━━━ Stored rows ━━━

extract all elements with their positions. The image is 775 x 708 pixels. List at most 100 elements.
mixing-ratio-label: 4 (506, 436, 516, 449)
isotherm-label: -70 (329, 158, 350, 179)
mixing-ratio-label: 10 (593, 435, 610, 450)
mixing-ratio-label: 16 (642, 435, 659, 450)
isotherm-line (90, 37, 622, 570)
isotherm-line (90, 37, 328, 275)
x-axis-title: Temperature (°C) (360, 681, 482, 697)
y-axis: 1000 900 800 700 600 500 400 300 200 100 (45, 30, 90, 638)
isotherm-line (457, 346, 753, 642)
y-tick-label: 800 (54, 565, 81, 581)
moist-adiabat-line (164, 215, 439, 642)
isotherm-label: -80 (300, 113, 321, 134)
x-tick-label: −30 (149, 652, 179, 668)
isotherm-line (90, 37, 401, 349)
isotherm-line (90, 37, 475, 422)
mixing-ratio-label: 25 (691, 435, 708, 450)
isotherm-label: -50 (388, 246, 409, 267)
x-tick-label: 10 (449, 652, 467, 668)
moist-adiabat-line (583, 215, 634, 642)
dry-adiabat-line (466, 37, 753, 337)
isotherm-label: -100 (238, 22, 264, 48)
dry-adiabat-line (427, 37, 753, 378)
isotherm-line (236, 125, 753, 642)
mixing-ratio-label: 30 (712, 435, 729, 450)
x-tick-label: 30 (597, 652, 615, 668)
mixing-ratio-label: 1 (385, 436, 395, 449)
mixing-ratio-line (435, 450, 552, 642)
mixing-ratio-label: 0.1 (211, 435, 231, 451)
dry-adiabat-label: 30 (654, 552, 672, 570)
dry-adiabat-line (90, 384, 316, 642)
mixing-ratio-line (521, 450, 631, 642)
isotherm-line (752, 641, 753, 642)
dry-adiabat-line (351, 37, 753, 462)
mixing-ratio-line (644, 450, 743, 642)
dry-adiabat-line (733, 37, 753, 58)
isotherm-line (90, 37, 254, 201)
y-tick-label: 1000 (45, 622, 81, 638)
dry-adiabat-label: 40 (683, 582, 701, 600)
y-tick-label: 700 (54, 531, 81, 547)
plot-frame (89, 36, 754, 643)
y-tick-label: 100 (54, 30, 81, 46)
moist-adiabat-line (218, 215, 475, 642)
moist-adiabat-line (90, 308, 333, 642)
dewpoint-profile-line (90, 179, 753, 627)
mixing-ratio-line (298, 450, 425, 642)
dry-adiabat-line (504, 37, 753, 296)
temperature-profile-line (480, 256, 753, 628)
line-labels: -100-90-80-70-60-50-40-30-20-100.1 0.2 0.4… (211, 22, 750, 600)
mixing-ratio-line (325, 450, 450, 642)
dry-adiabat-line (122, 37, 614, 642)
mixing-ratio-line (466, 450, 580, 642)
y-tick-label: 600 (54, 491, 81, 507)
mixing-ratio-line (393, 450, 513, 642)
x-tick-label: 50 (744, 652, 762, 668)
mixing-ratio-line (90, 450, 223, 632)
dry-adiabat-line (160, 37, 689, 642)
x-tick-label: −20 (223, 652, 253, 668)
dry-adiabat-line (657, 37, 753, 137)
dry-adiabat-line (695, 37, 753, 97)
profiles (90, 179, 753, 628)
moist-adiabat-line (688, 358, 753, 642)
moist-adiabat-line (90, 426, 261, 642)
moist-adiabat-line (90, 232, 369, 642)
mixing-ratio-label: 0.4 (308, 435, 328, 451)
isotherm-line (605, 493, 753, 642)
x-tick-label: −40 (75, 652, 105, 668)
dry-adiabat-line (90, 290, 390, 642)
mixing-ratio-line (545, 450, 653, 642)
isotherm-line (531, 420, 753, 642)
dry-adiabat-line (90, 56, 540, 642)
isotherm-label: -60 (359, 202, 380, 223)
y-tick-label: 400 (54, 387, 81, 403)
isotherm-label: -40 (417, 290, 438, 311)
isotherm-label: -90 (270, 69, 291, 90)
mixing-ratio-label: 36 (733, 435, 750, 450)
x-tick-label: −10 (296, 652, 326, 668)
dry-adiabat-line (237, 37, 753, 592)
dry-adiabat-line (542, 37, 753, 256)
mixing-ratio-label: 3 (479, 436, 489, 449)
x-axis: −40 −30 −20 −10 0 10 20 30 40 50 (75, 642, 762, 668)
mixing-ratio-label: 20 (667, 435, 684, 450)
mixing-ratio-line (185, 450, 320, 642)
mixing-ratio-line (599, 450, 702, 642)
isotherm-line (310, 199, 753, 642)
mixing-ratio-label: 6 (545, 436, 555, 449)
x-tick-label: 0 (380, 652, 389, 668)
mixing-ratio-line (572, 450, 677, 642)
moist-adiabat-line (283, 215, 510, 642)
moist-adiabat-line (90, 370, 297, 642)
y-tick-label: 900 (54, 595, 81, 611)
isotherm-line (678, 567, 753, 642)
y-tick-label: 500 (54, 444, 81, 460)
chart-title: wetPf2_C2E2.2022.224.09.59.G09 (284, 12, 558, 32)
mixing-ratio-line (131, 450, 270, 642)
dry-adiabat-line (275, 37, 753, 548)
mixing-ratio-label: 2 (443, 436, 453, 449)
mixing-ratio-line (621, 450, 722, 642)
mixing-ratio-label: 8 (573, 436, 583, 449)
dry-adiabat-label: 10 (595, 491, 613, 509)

━━━

Reproduce every one of the entries above word for word, keeping each line as it stands.

extract all elements with their positions. The image is 775 x 708 pixels. List at most 100 elements.
mixing-ratio-label: 4 (506, 436, 516, 449)
isotherm-label: -70 (329, 158, 350, 179)
mixing-ratio-label: 10 (593, 435, 610, 450)
mixing-ratio-label: 16 (642, 435, 659, 450)
isotherm-line (90, 37, 622, 570)
isotherm-line (90, 37, 328, 275)
x-axis-title: Temperature (°C) (360, 681, 482, 697)
y-axis: 1000 900 800 700 600 500 400 300 200 100 (45, 30, 90, 638)
isotherm-line (457, 346, 753, 642)
y-tick-label: 800 (54, 565, 81, 581)
moist-adiabat-line (164, 215, 439, 642)
isotherm-label: -80 (300, 113, 321, 134)
x-tick-label: −30 (149, 652, 179, 668)
isotherm-line (90, 37, 401, 349)
isotherm-line (90, 37, 475, 422)
mixing-ratio-label: 25 (691, 435, 708, 450)
isotherm-label: -50 (388, 246, 409, 267)
x-tick-label: 10 (449, 652, 467, 668)
moist-adiabat-line (583, 215, 634, 642)
dry-adiabat-line (466, 37, 753, 337)
isotherm-label: -100 (238, 22, 264, 48)
dry-adiabat-line (427, 37, 753, 378)
isotherm-line (236, 125, 753, 642)
mixing-ratio-label: 30 (712, 435, 729, 450)
x-tick-label: 30 (597, 652, 615, 668)
mixing-ratio-label: 1 (385, 436, 395, 449)
mixing-ratio-line (435, 450, 552, 642)
mixing-ratio-label: 0.1 (211, 435, 231, 451)
dry-adiabat-label: 30 (654, 552, 672, 570)
dry-adiabat-line (90, 384, 316, 642)
mixing-ratio-line (521, 450, 631, 642)
isotherm-line (752, 641, 753, 642)
dry-adiabat-line (351, 37, 753, 462)
mixing-ratio-line (644, 450, 743, 642)
dry-adiabat-line (733, 37, 753, 58)
isotherm-line (90, 37, 254, 201)
y-tick-label: 1000 (45, 622, 81, 638)
dry-adiabat-label: 40 (683, 582, 701, 600)
y-tick-label: 700 (54, 531, 81, 547)
plot-frame (89, 36, 754, 643)
y-tick-label: 100 (54, 30, 81, 46)
moist-adiabat-line (218, 215, 475, 642)
moist-adiabat-line (90, 308, 333, 642)
dewpoint-profile-line (90, 179, 753, 627)
mixing-ratio-line (298, 450, 425, 642)
dry-adiabat-line (504, 37, 753, 296)
temperature-profile-line (480, 256, 753, 628)
line-labels: -100-90-80-70-60-50-40-30-20-100.1 0.2 0.4… (211, 22, 750, 600)
mixing-ratio-line (325, 450, 450, 642)
dry-adiabat-line (122, 37, 614, 642)
mixing-ratio-line (466, 450, 580, 642)
y-tick-label: 600 (54, 491, 81, 507)
mixing-ratio-line (393, 450, 513, 642)
x-tick-label: 50 (744, 652, 762, 668)
mixing-ratio-line (90, 450, 223, 632)
dry-adiabat-line (160, 37, 689, 642)
x-tick-label: −20 (223, 652, 253, 668)
dry-adiabat-line (657, 37, 753, 137)
dry-adiabat-line (695, 37, 753, 97)
profiles (90, 179, 753, 628)
moist-adiabat-line (688, 358, 753, 642)
moist-adiabat-line (90, 426, 261, 642)
moist-adiabat-line (90, 232, 369, 642)
mixing-ratio-label: 0.4 (308, 435, 328, 451)
isotherm-line (605, 493, 753, 642)
x-tick-label: −40 (75, 652, 105, 668)
dry-adiabat-line (90, 290, 390, 642)
mixing-ratio-line (545, 450, 653, 642)
isotherm-line (531, 420, 753, 642)
dry-adiabat-line (90, 56, 540, 642)
isotherm-label: -60 (359, 202, 380, 223)
y-tick-label: 400 (54, 387, 81, 403)
isotherm-label: -40 (417, 290, 438, 311)
isotherm-label: -90 (270, 69, 291, 90)
mixing-ratio-label: 36 (733, 435, 750, 450)
x-tick-label: −10 (296, 652, 326, 668)
dry-adiabat-line (237, 37, 753, 592)
dry-adiabat-line (542, 37, 753, 256)
mixing-ratio-label: 3 (479, 436, 489, 449)
x-axis: −40 −30 −20 −10 0 10 20 30 40 50 (75, 642, 762, 668)
mixing-ratio-label: 20 (667, 435, 684, 450)
mixing-ratio-line (185, 450, 320, 642)
mixing-ratio-line (599, 450, 702, 642)
isotherm-line (310, 199, 753, 642)
mixing-ratio-label: 6 (545, 436, 555, 449)
x-tick-label: 0 (380, 652, 389, 668)
mixing-ratio-line (572, 450, 677, 642)
moist-adiabat-line (283, 215, 510, 642)
moist-adiabat-line (90, 370, 297, 642)
y-tick-label: 900 (54, 595, 81, 611)
isotherm-line (678, 567, 753, 642)
y-tick-label: 500 (54, 444, 81, 460)
chart-title: wetPf2_C2E2.2022.224.09.59.G09 (284, 12, 558, 32)
mixing-ratio-line (131, 450, 270, 642)
dry-adiabat-line (275, 37, 753, 548)
mixing-ratio-label: 2 (443, 436, 453, 449)
mixing-ratio-line (621, 450, 722, 642)
mixing-ratio-label: 8 (573, 436, 583, 449)
dry-adiabat-label: 10 (595, 491, 613, 509)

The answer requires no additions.